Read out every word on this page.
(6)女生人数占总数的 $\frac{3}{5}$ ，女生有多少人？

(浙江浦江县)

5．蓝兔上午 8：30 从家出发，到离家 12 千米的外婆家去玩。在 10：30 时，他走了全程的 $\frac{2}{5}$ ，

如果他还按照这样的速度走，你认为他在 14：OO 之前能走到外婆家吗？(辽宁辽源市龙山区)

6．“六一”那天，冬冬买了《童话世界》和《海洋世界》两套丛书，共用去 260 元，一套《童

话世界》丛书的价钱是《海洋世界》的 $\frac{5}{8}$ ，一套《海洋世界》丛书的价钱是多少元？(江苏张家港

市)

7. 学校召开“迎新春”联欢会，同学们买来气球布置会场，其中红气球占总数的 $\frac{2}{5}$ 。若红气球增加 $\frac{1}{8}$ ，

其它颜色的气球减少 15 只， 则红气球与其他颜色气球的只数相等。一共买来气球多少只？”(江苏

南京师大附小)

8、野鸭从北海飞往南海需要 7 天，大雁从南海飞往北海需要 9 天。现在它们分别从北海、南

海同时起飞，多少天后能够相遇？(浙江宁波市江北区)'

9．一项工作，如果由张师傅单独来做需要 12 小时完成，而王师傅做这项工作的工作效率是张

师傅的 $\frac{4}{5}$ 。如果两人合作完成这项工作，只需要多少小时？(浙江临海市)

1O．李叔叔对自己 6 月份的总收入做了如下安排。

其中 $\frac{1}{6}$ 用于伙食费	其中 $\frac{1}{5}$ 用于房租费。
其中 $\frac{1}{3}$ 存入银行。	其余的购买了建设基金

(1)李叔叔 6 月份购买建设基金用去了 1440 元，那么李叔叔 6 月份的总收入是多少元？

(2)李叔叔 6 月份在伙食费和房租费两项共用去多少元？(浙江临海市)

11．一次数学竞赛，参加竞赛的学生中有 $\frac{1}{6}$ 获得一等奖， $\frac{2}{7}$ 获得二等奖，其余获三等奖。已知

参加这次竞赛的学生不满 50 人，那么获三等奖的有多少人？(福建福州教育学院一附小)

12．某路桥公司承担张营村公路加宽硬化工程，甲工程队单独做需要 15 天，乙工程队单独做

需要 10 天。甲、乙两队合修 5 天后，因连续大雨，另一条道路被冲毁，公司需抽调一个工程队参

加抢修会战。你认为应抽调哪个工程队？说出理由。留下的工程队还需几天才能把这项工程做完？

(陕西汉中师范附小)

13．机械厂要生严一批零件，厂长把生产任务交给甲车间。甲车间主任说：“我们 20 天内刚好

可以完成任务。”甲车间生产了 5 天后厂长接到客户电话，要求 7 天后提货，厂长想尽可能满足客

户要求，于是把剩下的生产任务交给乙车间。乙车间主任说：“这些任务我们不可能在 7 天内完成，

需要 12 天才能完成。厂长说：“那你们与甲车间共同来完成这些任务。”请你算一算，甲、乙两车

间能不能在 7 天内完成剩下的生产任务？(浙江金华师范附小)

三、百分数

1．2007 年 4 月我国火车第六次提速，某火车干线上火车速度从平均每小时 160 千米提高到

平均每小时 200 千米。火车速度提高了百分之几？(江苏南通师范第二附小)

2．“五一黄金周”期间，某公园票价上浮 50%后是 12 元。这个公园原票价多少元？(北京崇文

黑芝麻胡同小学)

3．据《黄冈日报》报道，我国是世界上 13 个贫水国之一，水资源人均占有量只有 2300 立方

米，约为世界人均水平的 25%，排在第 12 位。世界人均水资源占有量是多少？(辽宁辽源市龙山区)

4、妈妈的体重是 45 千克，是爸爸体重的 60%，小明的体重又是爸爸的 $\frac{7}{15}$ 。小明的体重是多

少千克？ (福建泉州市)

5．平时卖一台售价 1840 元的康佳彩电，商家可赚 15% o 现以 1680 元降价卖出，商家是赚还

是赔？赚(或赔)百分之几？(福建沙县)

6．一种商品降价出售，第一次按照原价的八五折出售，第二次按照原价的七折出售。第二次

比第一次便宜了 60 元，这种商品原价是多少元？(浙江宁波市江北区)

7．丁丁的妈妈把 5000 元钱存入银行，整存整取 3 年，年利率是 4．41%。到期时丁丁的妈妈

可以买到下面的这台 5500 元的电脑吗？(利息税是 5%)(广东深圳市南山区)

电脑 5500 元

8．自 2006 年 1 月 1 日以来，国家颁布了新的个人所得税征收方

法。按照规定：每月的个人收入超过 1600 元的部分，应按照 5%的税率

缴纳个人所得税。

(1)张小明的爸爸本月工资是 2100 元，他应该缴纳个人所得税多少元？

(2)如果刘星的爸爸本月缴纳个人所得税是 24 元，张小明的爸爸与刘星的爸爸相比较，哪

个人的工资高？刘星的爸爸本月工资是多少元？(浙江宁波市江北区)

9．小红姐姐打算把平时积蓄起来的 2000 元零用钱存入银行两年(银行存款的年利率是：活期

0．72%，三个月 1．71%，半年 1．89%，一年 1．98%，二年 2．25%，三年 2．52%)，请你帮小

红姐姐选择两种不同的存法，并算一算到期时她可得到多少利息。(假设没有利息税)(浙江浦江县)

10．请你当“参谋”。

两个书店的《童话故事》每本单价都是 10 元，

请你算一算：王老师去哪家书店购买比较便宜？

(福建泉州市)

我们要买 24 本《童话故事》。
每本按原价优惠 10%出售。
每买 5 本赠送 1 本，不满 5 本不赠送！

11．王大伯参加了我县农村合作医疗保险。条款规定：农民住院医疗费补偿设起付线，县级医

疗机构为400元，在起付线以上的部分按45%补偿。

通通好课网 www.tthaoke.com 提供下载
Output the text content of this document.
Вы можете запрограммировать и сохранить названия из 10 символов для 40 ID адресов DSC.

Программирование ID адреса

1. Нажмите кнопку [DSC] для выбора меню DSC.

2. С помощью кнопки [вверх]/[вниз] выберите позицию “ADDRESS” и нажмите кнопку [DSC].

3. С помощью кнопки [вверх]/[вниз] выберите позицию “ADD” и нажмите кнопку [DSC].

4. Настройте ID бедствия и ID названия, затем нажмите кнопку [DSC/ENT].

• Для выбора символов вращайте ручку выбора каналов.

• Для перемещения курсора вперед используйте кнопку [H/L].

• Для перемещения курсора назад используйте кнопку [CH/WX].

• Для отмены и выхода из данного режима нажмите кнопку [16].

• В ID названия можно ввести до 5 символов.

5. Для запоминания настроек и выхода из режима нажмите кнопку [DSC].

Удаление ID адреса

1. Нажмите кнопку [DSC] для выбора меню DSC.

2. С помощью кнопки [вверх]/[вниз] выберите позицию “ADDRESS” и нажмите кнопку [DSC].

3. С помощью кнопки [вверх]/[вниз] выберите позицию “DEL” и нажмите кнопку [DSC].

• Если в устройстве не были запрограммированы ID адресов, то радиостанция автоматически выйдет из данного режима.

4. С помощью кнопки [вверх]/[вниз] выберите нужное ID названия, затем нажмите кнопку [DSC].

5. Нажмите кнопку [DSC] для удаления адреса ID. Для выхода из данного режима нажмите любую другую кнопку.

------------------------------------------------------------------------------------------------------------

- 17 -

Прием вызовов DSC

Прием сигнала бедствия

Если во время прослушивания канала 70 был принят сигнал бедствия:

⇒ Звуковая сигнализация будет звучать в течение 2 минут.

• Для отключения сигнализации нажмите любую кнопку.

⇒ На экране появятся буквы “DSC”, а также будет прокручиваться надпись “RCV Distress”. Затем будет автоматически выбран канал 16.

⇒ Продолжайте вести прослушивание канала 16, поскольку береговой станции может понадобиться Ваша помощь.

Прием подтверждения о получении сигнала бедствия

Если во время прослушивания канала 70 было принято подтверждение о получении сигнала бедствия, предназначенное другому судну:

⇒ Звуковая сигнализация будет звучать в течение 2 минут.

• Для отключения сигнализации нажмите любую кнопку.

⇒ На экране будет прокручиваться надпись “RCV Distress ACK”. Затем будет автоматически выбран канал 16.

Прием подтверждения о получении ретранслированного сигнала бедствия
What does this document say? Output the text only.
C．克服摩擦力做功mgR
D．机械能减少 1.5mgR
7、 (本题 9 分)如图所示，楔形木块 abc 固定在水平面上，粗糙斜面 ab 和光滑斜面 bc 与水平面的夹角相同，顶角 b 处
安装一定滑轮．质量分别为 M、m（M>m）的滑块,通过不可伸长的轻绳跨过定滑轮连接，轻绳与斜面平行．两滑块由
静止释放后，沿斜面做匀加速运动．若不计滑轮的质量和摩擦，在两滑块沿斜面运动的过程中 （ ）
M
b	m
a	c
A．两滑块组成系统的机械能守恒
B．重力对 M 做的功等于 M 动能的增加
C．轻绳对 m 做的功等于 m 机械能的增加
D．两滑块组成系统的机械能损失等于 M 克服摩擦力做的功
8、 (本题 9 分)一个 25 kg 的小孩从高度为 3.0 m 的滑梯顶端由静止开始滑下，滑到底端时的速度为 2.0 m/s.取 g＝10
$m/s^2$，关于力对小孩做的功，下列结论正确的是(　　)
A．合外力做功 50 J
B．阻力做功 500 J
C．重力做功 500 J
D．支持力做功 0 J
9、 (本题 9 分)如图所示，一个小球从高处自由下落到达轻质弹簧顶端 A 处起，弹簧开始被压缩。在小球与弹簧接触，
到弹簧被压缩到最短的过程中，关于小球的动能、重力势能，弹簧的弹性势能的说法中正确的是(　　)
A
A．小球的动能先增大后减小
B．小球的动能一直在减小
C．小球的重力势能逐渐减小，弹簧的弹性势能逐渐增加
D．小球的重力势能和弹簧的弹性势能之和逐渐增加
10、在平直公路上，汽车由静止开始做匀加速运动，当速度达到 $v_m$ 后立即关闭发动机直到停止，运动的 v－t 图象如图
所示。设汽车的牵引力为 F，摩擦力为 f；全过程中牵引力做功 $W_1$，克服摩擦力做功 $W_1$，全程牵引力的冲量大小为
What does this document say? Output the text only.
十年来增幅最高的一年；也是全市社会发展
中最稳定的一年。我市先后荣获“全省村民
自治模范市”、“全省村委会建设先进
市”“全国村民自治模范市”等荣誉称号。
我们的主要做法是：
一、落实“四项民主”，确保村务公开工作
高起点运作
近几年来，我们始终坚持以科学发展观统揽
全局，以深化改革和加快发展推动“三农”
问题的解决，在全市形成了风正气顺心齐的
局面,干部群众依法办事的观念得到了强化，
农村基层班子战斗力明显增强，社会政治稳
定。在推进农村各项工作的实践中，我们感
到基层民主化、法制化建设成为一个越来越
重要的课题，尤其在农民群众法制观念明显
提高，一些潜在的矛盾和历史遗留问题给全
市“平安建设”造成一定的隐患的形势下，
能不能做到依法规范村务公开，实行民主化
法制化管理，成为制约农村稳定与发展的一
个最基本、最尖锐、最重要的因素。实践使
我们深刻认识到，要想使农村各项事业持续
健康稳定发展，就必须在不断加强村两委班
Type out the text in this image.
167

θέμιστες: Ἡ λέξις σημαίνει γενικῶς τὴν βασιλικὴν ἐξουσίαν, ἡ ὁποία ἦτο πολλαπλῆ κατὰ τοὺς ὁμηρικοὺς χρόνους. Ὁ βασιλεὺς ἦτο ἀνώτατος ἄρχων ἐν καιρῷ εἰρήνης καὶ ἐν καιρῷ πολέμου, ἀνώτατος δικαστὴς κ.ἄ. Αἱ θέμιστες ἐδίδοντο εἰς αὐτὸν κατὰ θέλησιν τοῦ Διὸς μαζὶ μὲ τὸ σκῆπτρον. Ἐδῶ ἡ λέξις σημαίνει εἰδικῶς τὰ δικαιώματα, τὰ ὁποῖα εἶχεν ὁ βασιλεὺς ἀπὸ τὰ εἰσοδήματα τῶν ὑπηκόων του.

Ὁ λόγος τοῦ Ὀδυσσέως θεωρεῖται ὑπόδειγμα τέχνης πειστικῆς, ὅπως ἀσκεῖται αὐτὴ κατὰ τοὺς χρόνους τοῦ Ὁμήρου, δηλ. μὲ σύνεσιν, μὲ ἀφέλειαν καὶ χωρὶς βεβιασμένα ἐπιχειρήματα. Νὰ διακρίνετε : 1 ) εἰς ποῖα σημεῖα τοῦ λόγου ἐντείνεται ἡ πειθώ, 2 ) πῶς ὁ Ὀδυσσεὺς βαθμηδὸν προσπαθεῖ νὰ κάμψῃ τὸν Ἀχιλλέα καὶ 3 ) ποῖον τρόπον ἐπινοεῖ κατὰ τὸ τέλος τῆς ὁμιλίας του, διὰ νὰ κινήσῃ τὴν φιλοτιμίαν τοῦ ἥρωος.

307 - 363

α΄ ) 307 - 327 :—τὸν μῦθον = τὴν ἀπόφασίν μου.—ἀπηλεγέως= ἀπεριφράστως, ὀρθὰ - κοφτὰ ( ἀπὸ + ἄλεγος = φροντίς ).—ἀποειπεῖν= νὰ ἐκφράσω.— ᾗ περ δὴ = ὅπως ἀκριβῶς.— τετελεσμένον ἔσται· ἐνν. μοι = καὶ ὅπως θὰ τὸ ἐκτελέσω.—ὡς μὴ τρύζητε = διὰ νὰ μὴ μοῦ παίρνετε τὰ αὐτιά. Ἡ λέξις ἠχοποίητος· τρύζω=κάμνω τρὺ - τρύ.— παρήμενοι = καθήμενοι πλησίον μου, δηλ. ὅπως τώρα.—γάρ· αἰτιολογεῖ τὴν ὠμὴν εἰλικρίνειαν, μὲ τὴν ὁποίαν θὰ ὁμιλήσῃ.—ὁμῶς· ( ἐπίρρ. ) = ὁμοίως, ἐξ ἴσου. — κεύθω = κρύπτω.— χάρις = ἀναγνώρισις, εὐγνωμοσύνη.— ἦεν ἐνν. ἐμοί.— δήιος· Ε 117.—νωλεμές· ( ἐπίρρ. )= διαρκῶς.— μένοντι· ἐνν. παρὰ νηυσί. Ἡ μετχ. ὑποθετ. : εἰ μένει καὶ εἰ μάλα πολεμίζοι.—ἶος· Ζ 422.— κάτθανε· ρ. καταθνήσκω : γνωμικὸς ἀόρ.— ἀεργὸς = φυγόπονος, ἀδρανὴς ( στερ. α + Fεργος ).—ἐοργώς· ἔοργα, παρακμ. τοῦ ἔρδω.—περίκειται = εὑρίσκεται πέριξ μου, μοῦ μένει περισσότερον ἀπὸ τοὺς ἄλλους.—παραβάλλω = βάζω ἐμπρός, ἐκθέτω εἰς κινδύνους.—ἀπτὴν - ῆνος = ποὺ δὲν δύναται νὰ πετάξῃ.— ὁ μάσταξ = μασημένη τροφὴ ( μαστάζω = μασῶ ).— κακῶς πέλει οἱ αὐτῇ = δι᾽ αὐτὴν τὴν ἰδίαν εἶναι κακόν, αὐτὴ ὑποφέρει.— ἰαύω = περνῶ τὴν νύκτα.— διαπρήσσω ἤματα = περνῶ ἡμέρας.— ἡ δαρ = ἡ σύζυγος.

#### Challenge:
Looking at the material above, count the lines that hold "адреса" and give the total alone.

#### Correct response:
3